> AUFGABE
Bearbeite die folgenden Zeilen so, dass überall „eye-icon“ durch „eye-marker“ ersetzt wird und alles andere gleich bleibt.

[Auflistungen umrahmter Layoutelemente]
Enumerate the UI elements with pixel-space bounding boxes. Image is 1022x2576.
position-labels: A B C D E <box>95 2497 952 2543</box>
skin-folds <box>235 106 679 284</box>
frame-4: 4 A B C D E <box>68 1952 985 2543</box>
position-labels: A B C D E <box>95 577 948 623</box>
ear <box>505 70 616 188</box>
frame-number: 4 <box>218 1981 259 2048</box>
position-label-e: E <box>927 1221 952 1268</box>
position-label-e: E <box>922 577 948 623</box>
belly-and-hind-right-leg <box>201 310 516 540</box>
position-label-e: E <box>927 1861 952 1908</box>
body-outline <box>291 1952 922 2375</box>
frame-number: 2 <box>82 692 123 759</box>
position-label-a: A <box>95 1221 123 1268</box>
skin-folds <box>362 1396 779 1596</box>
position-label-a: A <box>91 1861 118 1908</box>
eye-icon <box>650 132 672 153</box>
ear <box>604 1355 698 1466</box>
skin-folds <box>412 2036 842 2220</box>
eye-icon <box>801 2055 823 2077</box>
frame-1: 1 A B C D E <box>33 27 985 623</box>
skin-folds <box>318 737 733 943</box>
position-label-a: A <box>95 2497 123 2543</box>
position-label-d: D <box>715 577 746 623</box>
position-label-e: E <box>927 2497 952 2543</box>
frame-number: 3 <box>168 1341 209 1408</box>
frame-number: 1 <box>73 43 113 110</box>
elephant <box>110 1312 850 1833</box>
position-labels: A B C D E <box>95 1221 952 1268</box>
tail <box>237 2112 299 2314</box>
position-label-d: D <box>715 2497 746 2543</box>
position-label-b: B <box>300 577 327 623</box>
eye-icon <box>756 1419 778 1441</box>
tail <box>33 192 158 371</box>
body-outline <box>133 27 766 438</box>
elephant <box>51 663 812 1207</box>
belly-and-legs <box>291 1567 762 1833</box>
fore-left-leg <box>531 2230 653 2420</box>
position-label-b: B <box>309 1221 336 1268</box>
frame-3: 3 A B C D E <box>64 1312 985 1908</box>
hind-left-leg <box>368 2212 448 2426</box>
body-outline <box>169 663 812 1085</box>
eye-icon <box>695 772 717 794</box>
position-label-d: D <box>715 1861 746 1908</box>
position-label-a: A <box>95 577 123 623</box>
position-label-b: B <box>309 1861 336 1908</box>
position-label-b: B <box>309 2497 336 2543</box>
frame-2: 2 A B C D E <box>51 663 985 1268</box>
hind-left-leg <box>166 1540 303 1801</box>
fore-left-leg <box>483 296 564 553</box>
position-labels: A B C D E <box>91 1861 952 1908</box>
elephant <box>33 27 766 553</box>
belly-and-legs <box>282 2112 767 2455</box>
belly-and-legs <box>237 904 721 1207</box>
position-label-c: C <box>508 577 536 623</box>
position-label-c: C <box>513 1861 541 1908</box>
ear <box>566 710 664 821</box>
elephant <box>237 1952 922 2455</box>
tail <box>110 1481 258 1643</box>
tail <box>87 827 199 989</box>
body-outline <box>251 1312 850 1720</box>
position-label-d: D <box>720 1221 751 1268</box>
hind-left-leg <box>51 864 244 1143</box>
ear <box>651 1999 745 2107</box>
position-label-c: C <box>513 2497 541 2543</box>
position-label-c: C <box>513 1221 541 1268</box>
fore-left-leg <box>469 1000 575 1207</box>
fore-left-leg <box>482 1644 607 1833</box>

> ANTWORT
Enumerate the UI elements with pixel-space bounding boxes. Image is 1022x2576.
position-labels: A B C D E <box>95 2497 952 2543</box>
skin-folds <box>235 106 679 284</box>
frame-4: 4 A B C D E <box>68 1952 985 2543</box>
position-labels: A B C D E <box>95 577 948 623</box>
ear <box>505 70 616 188</box>
frame-number: 4 <box>218 1981 259 2048</box>
position-label-e: E <box>927 1221 952 1268</box>
position-label-e: E <box>922 577 948 623</box>
belly-and-hind-right-leg <box>201 310 516 540</box>
position-label-e: E <box>927 1861 952 1908</box>
body-outline <box>291 1952 922 2375</box>
frame-number: 2 <box>82 692 123 759</box>
position-label-a: A <box>95 1221 123 1268</box>
skin-folds <box>362 1396 779 1596</box>
position-label-a: A <box>91 1861 118 1908</box>
eye-marker <box>650 132 672 153</box>
ear <box>604 1355 698 1466</box>
skin-folds <box>412 2036 842 2220</box>
eye-marker <box>801 2055 823 2077</box>
frame-1: 1 A B C D E <box>33 27 985 623</box>
skin-folds <box>318 737 733 943</box>
position-label-a: A <box>95 2497 123 2543</box>
position-label-d: D <box>715 577 746 623</box>
position-label-e: E <box>927 2497 952 2543</box>
frame-number: 3 <box>168 1341 209 1408</box>
frame-number: 1 <box>73 43 113 110</box>
elephant <box>110 1312 850 1833</box>
position-labels: A B C D E <box>95 1221 952 1268</box>
tail <box>237 2112 299 2314</box>
position-label-d: D <box>715 2497 746 2543</box>
position-label-b: B <box>300 577 327 623</box>
eye-marker <box>756 1419 778 1441</box>
tail <box>33 192 158 371</box>
body-outline <box>133 27 766 438</box>
elephant <box>51 663 812 1207</box>
belly-and-legs <box>291 1567 762 1833</box>
fore-left-leg <box>531 2230 653 2420</box>
position-label-b: B <box>309 1221 336 1268</box>
frame-3: 3 A B C D E <box>64 1312 985 1908</box>
hind-left-leg <box>368 2212 448 2426</box>
body-outline <box>169 663 812 1085</box>
eye-marker <box>695 772 717 794</box>
position-label-d: D <box>715 1861 746 1908</box>
position-label-a: A <box>95 577 123 623</box>
position-label-b: B <box>309 1861 336 1908</box>
position-label-b: B <box>309 2497 336 2543</box>
frame-2: 2 A B C D E <box>51 663 985 1268</box>
hind-left-leg <box>166 1540 303 1801</box>
fore-left-leg <box>483 296 564 553</box>
position-labels: A B C D E <box>91 1861 952 1908</box>
elephant <box>33 27 766 553</box>
belly-and-legs <box>282 2112 767 2455</box>
belly-and-legs <box>237 904 721 1207</box>
position-label-c: C <box>508 577 536 623</box>
position-label-c: C <box>513 1861 541 1908</box>
ear <box>566 710 664 821</box>
elephant <box>237 1952 922 2455</box>
tail <box>110 1481 258 1643</box>
tail <box>87 827 199 989</box>
body-outline <box>251 1312 850 1720</box>
position-label-d: D <box>720 1221 751 1268</box>
hind-left-leg <box>51 864 244 1143</box>
ear <box>651 1999 745 2107</box>
position-label-c: C <box>513 2497 541 2543</box>
position-label-c: C <box>513 1221 541 1268</box>
fore-left-leg <box>469 1000 575 1207</box>
fore-left-leg <box>482 1644 607 1833</box>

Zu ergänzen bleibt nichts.